→ Excerpted records
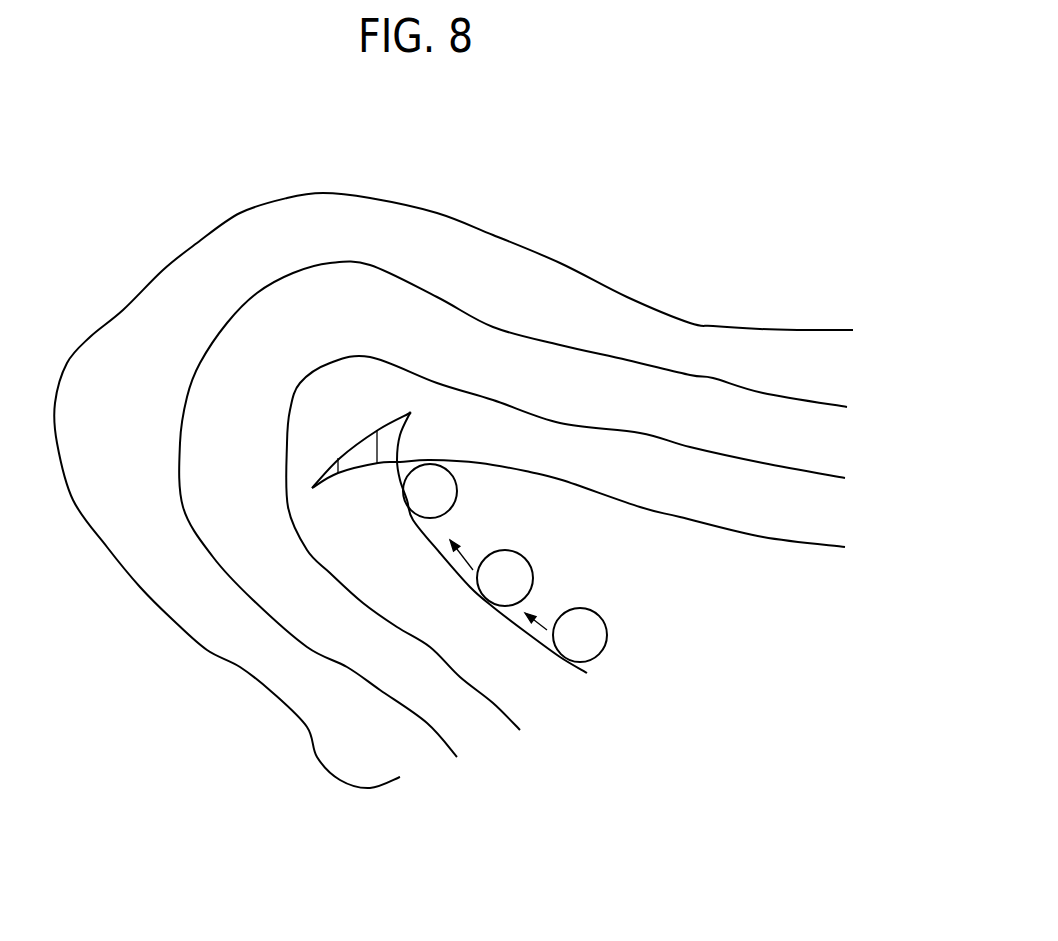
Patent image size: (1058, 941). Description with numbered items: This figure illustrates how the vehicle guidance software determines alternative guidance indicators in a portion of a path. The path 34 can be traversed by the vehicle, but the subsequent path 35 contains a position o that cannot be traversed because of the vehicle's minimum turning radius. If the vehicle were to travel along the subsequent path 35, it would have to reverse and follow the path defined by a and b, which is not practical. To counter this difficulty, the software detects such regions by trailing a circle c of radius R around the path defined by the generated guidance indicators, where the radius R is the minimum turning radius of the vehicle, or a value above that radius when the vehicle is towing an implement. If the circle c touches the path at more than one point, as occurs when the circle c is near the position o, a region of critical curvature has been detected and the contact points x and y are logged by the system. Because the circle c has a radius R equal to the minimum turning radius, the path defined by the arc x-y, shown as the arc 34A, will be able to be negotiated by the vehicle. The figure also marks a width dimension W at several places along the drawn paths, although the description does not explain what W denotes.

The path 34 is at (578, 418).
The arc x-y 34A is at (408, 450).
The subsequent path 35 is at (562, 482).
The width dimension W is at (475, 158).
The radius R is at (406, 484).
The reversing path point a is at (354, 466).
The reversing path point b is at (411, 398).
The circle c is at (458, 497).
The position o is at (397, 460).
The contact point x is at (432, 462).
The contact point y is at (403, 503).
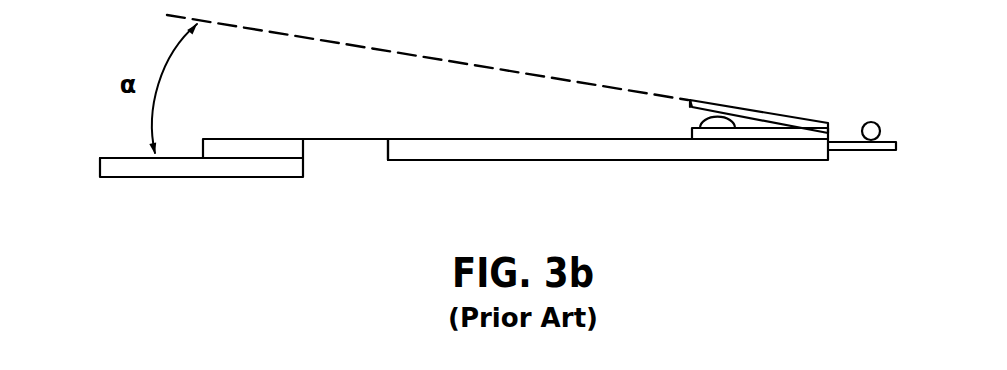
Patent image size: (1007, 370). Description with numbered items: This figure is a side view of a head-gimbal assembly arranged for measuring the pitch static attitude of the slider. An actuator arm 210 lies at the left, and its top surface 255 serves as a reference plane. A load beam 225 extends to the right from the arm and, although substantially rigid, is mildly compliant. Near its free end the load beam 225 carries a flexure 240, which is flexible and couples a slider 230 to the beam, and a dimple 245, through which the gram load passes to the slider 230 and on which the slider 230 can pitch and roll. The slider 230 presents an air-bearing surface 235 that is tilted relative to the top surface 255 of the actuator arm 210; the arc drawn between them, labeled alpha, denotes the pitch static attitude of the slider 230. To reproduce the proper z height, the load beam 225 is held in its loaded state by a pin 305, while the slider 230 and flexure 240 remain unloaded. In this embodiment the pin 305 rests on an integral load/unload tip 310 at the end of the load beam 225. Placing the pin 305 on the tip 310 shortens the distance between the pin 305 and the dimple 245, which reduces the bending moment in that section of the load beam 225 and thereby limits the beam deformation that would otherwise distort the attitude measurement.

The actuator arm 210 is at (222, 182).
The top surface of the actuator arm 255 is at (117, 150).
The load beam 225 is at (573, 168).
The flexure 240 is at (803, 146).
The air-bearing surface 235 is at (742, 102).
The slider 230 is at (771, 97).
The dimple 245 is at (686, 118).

→ Task details
Locate each line in the data above that contains the word "radius" and copy those lines in full.

→ Task response
Patent image size: (1058, 941). Description with numbered items: This figure illustrates how the vehicle guidance software determines alternative guidance indicators in a portion of a path. The path 34 can be traversed by the vehicle, but the subsequent path 35 contains a position o that cannot be traversed because of the vehicle's minimum turning radius. If the vehicle were to travel along the subsequent path 35, it would have to reverse and follow the path defined by a and b, which is not practical. To counter this difficulty, the software detects such regions by trailing a circle c of radius R around the path defined by the generated guidance indicators, where the radius R is the minimum turning radius of the vehicle, or a value above that radius when the vehicle is towing an implement. If the circle c touches the path at more than one point, as occurs when the circle c is near the position o, a region of critical curvature has been detected and the contact points x and y are logged by the system. Because the circle c has a radius R equal to the minimum turning radius, the path defined by the arc x-y, shown as the arc 34A, will be able to be negotiated by the vehicle. The figure also marks a width dimension W at several places along the drawn paths, although the description does not explain what W denotes.
The radius R is at (406, 484).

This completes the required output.